### [Problem details]
Reproduce the listing exactly, with no pictures in your copy.

---

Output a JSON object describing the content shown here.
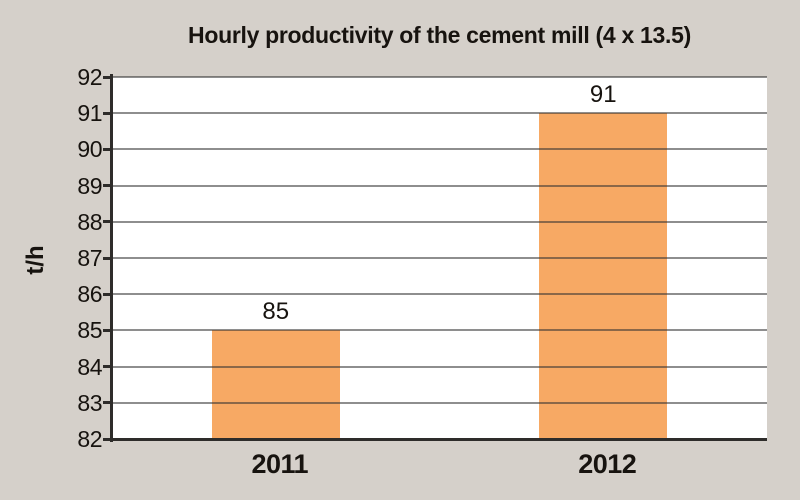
{
  "chart_data": {
    "type": "bar",
    "title": "Hourly productivity of the cement mill (4 x 13.5)",
    "xlabel": "",
    "ylabel": "t/h",
    "categories": [
      "2011",
      "2012"
    ],
    "values": [
      85,
      91
    ],
    "value_labels": [
      "85",
      "91"
    ],
    "ylim": [
      82,
      92
    ],
    "ytick_step": 1,
    "yticks": [
      92,
      91,
      90,
      89,
      88,
      87,
      86,
      85,
      84,
      83,
      82
    ],
    "grid": "horizontal-only",
    "legend": "none",
    "colors": {
      "background": "#d5d0ca",
      "plot_background": "#ffffff",
      "bar": "#f7a964",
      "gridline": "rgba(50,50,50,0.55)",
      "axis": "#2e2c2a",
      "text": "#17130f"
    }
  }
}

---

### [Expected answer]
Output a JSON object describing the content shown here.
{
  "chart_data": {
    "type": "bar",
    "title": "Hourly productivity of the cement mill (4 x 13.5)",
    "xlabel": "",
    "ylabel": "t/h",
    "categories": [
      "2011",
      "2012"
    ],
    "values": [
      85,
      91
    ],
    "value_labels": [
      "85",
      "91"
    ],
    "ylim": [
      82,
      92
    ],
    "ytick_step": 1,
    "yticks": [
      92,
      91,
      90,
      89,
      88,
      87,
      86,
      85,
      84,
      83,
      82
    ],
    "grid": "horizontal-only",
    "legend": "none",
    "colors": {
      "background": "#d5d0ca",
      "plot_background": "#ffffff",
      "bar": "#f7a964",
      "gridline": "rgba(50,50,50,0.55)",
      "axis": "#2e2c2a",
      "text": "#17130f"
    }
  }
}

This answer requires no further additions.